GIVEN INSTRUCTION:
Reproduce verbatim the stretch of the material from its first line through the line that contains "x-tick-label: 20%: [280, 69, 311, 84]", including both of those lines.

Source data:

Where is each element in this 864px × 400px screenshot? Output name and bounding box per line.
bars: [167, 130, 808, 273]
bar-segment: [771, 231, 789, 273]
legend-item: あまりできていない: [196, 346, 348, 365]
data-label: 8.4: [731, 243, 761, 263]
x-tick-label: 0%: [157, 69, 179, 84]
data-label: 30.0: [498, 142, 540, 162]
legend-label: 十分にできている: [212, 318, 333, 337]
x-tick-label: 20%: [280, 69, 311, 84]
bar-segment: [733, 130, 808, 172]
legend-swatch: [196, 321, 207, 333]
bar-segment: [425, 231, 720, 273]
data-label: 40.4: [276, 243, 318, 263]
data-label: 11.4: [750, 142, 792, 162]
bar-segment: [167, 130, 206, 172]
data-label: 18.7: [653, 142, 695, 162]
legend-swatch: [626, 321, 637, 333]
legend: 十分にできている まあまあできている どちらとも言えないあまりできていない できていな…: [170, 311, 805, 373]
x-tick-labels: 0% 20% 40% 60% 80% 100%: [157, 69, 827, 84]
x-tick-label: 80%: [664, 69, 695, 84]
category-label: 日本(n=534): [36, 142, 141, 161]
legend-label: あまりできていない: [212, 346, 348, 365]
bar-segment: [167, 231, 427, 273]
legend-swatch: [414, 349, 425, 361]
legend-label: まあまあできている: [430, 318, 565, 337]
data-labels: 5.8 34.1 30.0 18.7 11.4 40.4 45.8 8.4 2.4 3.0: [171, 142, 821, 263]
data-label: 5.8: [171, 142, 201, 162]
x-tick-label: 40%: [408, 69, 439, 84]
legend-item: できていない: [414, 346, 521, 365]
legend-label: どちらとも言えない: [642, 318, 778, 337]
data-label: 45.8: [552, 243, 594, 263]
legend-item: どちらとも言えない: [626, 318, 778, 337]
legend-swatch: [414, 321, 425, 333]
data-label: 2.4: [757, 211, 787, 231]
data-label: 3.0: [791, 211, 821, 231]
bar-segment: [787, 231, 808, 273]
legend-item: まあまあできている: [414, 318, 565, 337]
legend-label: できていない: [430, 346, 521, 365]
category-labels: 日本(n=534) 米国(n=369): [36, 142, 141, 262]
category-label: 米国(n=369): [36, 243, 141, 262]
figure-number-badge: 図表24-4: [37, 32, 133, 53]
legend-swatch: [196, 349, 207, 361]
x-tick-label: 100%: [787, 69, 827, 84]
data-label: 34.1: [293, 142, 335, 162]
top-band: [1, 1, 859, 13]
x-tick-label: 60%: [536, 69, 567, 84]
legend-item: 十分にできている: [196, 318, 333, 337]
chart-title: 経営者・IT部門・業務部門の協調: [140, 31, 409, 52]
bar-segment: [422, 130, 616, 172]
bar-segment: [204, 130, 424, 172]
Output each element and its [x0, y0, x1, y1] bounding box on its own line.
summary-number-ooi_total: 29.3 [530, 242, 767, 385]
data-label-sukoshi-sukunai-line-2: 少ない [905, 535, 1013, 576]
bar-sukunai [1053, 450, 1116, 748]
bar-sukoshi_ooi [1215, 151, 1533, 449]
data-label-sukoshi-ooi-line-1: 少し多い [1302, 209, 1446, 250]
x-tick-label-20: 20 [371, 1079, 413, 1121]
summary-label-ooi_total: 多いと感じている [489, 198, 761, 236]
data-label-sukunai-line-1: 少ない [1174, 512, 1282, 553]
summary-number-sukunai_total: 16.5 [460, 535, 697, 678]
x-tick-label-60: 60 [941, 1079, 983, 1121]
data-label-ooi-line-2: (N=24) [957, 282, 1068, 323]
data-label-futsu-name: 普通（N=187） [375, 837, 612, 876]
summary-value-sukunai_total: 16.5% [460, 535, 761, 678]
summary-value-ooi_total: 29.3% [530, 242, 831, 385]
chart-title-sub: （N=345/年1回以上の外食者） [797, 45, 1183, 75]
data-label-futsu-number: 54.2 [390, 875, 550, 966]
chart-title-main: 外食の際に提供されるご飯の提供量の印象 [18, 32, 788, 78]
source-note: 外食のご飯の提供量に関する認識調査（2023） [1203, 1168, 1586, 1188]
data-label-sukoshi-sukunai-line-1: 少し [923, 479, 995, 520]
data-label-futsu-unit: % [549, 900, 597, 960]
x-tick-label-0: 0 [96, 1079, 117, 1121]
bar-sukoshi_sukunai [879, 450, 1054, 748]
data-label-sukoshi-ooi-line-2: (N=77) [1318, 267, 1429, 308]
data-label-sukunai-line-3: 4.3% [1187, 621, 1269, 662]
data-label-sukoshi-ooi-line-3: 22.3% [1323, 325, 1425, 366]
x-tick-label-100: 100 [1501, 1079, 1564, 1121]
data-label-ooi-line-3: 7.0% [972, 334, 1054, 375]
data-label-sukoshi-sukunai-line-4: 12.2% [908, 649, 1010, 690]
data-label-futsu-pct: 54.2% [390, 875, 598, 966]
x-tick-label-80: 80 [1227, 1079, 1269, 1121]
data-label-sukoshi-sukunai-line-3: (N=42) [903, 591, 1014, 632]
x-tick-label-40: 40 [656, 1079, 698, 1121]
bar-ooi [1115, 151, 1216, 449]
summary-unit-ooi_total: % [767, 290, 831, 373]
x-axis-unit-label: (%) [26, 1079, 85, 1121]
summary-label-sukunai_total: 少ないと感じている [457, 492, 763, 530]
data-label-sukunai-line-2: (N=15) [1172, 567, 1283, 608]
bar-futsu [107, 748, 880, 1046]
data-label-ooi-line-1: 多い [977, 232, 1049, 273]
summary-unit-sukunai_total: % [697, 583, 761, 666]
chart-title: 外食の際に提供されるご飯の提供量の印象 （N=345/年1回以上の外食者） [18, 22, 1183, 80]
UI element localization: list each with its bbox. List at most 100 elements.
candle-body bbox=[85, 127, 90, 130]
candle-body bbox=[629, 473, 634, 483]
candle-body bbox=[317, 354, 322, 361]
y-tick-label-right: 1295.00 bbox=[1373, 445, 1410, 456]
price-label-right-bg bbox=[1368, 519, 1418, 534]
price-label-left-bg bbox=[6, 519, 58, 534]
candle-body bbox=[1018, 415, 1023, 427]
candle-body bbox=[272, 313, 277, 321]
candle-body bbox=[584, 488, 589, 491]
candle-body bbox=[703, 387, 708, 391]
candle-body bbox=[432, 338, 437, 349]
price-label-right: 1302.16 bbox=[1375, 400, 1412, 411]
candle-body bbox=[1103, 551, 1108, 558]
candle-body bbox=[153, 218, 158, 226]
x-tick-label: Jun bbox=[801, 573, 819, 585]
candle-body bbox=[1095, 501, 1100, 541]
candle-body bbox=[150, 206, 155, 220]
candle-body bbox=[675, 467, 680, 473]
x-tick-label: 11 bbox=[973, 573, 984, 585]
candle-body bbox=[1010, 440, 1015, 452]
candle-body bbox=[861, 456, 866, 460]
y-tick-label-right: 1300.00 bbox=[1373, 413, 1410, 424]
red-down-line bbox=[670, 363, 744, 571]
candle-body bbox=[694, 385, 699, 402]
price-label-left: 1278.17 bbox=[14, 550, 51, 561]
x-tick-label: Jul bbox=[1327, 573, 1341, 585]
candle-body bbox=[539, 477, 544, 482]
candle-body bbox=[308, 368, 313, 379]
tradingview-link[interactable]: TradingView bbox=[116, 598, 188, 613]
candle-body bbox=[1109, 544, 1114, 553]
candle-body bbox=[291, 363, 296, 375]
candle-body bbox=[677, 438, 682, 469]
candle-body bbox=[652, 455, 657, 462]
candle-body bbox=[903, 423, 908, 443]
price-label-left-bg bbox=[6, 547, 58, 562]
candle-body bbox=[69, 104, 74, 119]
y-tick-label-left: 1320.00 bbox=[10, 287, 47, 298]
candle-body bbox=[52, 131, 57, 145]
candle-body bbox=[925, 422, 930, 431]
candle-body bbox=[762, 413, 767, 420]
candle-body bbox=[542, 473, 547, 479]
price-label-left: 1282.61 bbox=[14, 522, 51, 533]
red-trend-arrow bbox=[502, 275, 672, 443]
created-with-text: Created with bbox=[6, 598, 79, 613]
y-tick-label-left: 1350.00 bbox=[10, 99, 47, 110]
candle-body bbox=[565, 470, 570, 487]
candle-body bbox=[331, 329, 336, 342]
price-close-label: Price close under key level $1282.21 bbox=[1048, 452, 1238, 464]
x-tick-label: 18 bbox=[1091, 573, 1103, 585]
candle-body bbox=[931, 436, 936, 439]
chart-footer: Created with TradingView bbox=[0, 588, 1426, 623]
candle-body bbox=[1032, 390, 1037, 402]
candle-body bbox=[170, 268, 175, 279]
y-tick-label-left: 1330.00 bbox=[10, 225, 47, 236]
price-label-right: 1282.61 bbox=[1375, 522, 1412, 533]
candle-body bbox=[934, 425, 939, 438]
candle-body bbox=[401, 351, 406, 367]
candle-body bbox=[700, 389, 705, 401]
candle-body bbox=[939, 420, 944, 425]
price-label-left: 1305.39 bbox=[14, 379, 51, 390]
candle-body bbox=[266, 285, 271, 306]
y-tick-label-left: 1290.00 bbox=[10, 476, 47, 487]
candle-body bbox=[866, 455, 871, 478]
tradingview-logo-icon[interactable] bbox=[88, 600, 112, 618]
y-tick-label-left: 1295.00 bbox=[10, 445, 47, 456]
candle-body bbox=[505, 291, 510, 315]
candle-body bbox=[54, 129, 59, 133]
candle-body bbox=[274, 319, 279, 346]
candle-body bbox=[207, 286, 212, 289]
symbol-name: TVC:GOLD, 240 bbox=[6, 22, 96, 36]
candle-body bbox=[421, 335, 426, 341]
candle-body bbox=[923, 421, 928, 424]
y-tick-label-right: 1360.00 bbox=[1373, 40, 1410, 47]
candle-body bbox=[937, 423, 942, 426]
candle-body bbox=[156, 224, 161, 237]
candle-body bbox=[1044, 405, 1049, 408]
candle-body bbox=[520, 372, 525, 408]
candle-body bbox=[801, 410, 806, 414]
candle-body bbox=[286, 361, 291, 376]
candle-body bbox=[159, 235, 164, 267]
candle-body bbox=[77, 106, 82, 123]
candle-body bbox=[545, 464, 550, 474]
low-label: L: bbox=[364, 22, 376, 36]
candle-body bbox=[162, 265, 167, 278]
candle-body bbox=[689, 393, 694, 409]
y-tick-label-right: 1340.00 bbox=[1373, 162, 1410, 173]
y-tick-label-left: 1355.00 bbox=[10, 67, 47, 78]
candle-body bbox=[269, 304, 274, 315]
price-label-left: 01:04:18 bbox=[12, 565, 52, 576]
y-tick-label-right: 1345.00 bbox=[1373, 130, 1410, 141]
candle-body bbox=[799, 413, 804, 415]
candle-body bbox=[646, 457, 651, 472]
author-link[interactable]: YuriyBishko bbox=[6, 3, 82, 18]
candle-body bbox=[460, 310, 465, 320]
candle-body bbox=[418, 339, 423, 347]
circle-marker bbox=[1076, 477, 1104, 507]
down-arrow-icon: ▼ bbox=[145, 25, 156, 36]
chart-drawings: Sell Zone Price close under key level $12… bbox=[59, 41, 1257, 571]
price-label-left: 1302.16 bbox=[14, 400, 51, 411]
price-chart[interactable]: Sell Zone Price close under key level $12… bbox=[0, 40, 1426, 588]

WRITTEN REPLY:
Where is each element in this 864px × 400px screenshot? Output name and bounding box per line.
bars: [167, 130, 808, 273]
bar-segment: [771, 231, 789, 273]
legend-item: あまりできていない: [196, 346, 348, 365]
data-label: 8.4: [731, 243, 761, 263]
x-tick-label: 0%: [157, 69, 179, 84]
data-label: 30.0: [498, 142, 540, 162]
legend-label: 十分にできている: [212, 318, 333, 337]
x-tick-label: 20%: [280, 69, 311, 84]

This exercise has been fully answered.